— Material —
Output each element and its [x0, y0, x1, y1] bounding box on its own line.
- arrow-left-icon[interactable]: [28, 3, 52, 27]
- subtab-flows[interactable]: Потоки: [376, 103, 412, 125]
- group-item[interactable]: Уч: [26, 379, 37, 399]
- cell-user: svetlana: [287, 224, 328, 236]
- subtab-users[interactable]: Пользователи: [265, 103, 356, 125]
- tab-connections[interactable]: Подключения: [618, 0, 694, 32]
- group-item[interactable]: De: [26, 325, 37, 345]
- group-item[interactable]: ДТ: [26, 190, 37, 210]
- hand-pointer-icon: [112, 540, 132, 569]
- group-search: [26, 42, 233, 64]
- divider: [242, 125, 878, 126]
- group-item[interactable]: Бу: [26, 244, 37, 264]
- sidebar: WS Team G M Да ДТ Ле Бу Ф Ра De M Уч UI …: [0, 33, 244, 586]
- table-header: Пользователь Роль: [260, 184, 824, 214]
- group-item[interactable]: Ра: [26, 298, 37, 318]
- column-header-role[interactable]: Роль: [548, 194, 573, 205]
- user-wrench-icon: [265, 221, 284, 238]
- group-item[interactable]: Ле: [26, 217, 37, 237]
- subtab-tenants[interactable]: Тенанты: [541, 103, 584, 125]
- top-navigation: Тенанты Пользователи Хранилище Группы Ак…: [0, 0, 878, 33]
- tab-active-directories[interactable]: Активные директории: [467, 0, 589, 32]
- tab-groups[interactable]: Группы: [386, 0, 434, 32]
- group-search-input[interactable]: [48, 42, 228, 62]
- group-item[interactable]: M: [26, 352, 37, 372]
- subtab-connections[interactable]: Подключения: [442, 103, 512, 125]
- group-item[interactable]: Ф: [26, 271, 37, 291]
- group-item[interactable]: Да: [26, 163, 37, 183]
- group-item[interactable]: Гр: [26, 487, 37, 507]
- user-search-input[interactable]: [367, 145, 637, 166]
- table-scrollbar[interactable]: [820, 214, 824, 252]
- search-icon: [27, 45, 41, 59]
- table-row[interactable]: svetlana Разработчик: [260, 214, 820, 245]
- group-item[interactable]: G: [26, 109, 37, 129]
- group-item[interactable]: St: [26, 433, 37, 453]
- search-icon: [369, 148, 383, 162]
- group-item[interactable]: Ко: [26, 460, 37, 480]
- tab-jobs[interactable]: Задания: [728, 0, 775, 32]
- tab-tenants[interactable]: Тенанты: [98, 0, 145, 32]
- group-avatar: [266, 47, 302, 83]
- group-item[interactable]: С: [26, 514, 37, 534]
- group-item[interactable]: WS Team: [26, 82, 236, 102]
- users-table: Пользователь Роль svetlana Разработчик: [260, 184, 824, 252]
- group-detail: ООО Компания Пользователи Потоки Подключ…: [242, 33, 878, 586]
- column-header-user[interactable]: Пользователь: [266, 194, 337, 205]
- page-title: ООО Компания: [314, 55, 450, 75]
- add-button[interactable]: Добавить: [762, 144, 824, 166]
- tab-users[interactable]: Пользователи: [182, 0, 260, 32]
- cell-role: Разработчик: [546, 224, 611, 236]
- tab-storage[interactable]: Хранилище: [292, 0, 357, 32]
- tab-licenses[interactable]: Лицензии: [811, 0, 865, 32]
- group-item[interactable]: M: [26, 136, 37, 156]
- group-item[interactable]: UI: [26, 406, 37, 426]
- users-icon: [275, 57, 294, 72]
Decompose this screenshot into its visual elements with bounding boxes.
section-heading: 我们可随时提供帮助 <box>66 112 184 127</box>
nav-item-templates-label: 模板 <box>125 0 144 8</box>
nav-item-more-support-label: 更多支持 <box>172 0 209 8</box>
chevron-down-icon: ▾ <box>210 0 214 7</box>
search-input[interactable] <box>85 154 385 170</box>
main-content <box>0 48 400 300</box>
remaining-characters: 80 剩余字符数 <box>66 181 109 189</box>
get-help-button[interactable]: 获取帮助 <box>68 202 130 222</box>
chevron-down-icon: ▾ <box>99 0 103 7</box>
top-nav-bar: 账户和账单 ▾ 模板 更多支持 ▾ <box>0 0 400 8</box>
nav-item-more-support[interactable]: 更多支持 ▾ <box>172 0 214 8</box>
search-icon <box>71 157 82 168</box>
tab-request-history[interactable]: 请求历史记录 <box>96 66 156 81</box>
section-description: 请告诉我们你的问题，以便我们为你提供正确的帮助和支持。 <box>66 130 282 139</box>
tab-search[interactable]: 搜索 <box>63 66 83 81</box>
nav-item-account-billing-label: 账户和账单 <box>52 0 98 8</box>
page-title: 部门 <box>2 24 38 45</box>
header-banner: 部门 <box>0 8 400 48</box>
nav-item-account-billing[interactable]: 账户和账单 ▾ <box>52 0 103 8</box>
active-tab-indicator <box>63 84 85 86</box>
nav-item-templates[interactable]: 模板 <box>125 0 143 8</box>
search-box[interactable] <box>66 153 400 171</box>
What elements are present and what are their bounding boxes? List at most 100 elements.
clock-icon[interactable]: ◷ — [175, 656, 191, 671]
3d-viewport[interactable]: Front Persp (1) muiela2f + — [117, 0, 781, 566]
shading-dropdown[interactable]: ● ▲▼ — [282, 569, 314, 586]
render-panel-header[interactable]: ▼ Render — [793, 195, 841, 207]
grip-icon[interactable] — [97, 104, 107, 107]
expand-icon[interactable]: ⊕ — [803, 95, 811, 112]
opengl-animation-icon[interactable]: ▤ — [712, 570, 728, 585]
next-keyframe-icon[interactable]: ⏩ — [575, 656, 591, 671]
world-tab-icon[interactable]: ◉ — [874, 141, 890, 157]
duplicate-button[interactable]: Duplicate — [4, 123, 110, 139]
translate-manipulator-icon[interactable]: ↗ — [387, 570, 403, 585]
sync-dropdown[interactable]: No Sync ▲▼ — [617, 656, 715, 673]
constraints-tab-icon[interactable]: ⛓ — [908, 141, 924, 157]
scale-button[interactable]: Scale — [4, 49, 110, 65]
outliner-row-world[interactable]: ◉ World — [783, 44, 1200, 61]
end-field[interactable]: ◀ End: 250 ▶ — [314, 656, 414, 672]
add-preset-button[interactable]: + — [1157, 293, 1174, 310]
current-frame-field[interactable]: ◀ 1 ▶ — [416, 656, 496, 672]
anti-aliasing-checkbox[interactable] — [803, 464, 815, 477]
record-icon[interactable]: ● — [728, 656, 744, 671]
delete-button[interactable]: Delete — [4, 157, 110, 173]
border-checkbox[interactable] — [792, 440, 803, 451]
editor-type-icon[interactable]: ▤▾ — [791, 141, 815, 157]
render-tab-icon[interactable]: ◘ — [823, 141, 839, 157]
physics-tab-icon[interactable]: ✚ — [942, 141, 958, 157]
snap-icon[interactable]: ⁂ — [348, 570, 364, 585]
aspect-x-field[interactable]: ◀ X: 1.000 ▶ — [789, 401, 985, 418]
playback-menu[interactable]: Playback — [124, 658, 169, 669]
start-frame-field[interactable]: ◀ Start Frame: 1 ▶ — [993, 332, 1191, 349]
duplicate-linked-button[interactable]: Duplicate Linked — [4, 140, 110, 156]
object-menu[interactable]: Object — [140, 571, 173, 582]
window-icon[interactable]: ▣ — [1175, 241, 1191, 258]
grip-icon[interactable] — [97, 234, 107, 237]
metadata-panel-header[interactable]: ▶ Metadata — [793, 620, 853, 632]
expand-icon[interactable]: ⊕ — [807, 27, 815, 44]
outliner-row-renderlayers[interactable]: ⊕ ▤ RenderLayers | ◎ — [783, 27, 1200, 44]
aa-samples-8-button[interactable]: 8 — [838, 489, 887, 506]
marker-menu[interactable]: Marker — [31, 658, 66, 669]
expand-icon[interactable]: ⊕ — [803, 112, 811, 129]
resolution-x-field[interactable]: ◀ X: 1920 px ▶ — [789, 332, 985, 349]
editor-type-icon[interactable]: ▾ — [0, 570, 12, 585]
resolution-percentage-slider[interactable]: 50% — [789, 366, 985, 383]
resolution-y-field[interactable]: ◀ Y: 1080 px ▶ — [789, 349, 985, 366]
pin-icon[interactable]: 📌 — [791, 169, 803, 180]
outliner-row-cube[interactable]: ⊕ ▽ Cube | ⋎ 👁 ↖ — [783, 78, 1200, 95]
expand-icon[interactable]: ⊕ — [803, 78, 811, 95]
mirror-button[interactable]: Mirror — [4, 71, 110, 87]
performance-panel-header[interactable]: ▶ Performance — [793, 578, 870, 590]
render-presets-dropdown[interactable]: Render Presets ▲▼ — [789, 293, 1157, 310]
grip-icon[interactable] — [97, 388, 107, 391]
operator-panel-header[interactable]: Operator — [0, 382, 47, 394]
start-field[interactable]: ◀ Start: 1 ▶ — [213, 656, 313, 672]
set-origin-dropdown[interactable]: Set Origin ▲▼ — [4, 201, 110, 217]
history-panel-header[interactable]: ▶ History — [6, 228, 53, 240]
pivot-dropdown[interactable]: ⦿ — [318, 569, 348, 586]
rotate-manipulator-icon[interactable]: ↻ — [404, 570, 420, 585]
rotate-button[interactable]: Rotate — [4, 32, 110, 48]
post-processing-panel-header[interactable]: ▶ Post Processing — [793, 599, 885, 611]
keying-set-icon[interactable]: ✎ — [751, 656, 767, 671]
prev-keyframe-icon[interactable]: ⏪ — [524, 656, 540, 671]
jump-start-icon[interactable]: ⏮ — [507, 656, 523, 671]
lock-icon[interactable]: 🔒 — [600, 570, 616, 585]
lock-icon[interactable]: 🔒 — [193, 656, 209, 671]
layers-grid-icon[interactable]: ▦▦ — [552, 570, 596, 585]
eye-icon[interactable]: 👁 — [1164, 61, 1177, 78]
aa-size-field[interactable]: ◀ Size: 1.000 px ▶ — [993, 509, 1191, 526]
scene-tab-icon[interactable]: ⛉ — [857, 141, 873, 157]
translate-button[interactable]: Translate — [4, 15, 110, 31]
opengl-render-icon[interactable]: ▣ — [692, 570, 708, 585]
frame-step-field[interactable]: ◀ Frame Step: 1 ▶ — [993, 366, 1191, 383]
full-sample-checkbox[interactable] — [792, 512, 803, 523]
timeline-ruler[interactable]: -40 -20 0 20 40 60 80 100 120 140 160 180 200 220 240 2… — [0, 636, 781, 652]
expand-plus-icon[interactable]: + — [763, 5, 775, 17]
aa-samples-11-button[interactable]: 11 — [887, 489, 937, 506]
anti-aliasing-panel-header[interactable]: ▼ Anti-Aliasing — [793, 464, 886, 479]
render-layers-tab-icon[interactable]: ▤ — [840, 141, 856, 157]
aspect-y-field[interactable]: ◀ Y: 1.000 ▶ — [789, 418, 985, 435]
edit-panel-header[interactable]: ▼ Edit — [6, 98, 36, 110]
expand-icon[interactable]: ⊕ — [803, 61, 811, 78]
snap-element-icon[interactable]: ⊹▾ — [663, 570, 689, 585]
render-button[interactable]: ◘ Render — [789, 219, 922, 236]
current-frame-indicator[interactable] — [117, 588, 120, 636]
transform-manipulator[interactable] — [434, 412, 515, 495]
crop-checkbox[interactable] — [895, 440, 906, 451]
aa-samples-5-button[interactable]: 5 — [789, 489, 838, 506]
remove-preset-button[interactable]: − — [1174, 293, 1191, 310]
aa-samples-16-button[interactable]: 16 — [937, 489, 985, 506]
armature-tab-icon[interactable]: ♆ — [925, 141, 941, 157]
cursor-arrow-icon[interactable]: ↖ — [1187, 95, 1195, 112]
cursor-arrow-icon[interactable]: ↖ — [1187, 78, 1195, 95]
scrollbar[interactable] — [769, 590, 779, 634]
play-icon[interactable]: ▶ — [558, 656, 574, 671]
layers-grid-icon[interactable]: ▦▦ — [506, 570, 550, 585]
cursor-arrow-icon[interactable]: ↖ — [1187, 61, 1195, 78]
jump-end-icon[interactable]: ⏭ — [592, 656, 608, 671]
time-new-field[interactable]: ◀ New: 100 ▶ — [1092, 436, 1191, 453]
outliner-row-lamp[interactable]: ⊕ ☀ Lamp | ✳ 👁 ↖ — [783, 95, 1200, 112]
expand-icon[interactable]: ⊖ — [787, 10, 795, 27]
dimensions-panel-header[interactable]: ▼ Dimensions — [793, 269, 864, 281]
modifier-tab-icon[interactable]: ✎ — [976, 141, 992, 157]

— Instructions to follow —
Rewrite the lines from the first one through the one containing "- tab-active-directories[interactable]: Активные", inclusive, as a JSON list of strings with one string per line and blank lines left out.

— Exercise result —
[
  "Output each element and its [x0, y0, x1, y1] bounding box on its own line.",
  "- arrow-left-icon[interactable]: [28, 3, 52, 27]",
  "- subtab-flows[interactable]: Потоки: [376, 103, 412, 125]",
  "- group-item[interactable]: Уч: [26, 379, 37, 399]",
  "- cell-user: svetlana: [287, 224, 328, 236]",
  "- subtab-users[interactable]: Пользователи: [265, 103, 356, 125]",
  "- tab-connections[interactable]: Подключения: [618, 0, 694, 32]",
  "- group-item[interactable]: De: [26, 325, 37, 345]",
  "- group-item[interactable]: ДТ: [26, 190, 37, 210]",
  "- hand-pointer-icon: [112, 540, 132, 569]",
  "- group-search: [26, 42, 233, 64]",
  "- divider: [242, 125, 878, 126]",
  "- group-item[interactable]: Бу: [26, 244, 37, 264]",
  "- sidebar: WS Team G M Да ДТ Ле Бу Ф Ра De M Уч UI …: [0, 33, 244, 586]",
  "- table-header: Пользователь Роль: [260, 184, 824, 214]",
  "- group-item[interactable]: Ра: [26, 298, 37, 318]",
  "- column-header-role[interactable]: Роль: [548, 194, 573, 205]",
  "- user-wrench-icon: [265, 221, 284, 238]",
  "- group-item[interactable]: Ле: [26, 217, 37, 237]",
  "- subtab-tenants[interactable]: Тенанты: [541, 103, 584, 125]",
  "- top-navigation: Тенанты Пользователи Хранилище Группы Ак…: [0, 0, 878, 33]",
  "- tab-active-directories[interactable]: Активные директории: [467, 0, 589, 32]"
]